### THE INPUT
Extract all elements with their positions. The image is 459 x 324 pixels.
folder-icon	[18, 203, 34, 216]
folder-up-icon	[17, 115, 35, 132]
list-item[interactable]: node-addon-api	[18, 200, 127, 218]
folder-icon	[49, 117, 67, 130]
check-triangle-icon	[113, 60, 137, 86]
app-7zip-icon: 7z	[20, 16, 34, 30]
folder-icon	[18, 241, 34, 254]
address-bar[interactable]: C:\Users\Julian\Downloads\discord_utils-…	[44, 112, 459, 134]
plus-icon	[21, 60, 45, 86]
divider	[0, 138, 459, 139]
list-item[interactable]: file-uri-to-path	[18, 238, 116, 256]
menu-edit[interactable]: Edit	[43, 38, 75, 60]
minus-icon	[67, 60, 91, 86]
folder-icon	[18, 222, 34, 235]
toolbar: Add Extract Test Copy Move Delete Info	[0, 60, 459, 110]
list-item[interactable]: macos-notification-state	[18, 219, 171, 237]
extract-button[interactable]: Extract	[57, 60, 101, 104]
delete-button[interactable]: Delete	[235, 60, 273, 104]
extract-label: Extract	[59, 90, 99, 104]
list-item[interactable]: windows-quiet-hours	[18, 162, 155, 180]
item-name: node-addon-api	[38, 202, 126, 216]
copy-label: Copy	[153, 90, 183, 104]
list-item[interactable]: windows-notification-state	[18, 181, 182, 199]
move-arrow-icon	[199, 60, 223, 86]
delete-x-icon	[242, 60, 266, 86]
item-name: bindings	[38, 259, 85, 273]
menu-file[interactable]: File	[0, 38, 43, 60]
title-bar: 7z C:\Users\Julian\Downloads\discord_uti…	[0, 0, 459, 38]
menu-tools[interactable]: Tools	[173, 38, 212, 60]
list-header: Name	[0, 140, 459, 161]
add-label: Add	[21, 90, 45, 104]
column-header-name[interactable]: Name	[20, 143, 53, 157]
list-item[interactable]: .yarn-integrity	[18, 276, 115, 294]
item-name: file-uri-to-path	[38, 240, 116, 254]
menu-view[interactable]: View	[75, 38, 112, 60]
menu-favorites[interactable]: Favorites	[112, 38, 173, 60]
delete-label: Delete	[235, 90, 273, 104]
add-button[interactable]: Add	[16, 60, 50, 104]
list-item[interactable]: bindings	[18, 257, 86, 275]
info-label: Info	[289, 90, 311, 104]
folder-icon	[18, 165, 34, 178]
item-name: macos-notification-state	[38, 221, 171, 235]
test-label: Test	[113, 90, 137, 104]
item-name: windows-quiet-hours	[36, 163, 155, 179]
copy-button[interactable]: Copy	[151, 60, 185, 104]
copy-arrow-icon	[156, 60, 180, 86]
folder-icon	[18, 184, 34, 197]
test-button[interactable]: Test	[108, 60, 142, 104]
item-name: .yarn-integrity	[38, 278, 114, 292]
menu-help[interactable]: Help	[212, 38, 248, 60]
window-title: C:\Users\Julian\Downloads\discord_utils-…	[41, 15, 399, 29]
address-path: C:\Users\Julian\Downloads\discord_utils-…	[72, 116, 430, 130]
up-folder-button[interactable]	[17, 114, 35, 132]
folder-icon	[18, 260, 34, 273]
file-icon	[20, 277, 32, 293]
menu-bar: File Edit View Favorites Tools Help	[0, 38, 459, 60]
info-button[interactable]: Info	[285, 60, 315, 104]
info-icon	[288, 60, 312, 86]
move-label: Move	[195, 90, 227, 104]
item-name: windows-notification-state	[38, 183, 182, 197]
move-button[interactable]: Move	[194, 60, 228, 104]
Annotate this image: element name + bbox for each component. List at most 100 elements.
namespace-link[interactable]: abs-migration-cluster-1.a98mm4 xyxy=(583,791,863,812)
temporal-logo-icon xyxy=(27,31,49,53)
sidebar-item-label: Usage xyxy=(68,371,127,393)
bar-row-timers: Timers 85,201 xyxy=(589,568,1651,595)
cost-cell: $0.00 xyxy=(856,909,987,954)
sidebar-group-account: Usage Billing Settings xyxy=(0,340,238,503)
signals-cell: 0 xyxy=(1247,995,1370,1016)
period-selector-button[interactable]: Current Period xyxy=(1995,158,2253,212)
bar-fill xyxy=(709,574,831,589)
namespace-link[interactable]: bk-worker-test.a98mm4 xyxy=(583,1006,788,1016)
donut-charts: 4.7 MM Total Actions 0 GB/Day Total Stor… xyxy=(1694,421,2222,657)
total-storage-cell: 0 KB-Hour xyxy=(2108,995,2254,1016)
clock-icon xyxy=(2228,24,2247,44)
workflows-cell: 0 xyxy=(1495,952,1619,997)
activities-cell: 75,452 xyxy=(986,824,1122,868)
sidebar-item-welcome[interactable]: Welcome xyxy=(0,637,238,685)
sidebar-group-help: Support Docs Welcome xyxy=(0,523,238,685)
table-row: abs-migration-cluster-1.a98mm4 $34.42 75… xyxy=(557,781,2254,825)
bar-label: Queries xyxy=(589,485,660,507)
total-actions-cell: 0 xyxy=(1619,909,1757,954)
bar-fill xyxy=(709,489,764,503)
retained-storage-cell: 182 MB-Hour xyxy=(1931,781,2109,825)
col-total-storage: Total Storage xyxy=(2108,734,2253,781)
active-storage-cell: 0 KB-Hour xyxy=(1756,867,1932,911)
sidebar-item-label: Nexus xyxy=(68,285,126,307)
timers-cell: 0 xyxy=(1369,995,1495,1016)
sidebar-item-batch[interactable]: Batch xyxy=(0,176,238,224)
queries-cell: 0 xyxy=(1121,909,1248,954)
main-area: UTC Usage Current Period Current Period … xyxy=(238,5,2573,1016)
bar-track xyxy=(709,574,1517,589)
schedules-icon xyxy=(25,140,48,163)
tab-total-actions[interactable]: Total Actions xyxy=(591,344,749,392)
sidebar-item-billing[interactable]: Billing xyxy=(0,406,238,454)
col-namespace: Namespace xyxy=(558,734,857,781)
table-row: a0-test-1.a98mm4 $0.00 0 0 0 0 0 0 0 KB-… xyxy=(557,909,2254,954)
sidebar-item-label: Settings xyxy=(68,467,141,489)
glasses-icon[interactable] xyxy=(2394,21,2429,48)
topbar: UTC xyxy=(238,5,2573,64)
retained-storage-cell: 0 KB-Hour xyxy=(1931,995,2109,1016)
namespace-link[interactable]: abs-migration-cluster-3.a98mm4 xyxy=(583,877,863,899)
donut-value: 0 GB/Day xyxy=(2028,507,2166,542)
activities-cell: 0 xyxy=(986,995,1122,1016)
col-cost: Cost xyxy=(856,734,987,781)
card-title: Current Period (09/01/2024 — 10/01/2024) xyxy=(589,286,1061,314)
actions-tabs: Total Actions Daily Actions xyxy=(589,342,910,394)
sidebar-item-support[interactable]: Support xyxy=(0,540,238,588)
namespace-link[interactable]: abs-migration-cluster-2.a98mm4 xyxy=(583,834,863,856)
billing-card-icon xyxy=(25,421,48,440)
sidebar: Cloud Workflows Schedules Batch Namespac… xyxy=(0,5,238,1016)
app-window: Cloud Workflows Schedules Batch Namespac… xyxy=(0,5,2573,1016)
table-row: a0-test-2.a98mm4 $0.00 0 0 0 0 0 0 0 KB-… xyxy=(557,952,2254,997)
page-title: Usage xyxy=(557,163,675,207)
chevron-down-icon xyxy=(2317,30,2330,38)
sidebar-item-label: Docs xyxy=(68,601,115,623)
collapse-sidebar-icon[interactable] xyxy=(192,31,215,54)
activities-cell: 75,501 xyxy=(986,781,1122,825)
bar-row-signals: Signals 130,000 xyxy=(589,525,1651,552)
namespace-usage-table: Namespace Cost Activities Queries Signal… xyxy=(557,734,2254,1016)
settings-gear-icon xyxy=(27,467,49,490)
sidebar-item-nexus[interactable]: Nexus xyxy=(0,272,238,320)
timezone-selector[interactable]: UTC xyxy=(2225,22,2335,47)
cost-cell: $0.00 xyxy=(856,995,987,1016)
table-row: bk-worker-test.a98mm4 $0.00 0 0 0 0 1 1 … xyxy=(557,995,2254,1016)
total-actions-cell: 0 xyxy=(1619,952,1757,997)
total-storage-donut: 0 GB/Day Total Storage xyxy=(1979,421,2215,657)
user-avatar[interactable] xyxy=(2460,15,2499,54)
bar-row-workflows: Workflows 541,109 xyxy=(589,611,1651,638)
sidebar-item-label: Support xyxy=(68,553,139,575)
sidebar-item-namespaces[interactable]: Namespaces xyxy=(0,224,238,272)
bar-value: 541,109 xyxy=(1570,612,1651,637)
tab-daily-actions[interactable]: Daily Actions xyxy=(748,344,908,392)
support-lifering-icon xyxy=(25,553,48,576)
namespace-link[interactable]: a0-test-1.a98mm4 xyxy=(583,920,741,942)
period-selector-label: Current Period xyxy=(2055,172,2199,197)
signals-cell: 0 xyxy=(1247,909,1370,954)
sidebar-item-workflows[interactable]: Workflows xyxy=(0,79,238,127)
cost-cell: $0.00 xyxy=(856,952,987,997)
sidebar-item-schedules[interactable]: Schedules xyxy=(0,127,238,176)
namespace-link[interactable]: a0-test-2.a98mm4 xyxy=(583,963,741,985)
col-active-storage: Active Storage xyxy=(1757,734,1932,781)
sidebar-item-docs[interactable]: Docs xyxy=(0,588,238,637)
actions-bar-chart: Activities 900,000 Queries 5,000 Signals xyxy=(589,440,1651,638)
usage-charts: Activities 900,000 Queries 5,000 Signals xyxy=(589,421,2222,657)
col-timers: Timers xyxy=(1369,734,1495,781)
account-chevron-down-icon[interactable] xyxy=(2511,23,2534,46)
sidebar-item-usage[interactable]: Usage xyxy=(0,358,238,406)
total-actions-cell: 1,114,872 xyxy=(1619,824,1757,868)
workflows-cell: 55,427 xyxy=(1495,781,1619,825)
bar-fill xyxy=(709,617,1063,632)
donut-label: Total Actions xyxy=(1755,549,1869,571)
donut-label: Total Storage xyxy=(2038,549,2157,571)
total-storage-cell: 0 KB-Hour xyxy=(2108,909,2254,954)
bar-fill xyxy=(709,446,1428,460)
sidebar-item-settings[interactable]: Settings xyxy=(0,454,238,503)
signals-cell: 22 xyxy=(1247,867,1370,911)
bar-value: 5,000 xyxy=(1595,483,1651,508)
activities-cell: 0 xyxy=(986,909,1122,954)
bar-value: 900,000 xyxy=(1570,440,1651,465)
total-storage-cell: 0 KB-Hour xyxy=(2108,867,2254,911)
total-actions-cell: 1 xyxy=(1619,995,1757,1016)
######
Pull out the lines of the listing from its first line through the line containing "138, 459, 139]", both ends included, and reproduce them without any change.

_RESULT OF THIS TASK_
Extract all elements with their positions. The image is 459 x 324 pixels.
folder-icon	[18, 203, 34, 216]
folder-up-icon	[17, 115, 35, 132]
list-item[interactable]: node-addon-api	[18, 200, 127, 218]
folder-icon	[49, 117, 67, 130]
check-triangle-icon	[113, 60, 137, 86]
app-7zip-icon: 7z	[20, 16, 34, 30]
folder-icon	[18, 241, 34, 254]
address-bar[interactable]: C:\Users\Julian\Downloads\discord_utils-…	[44, 112, 459, 134]
plus-icon	[21, 60, 45, 86]
divider	[0, 138, 459, 139]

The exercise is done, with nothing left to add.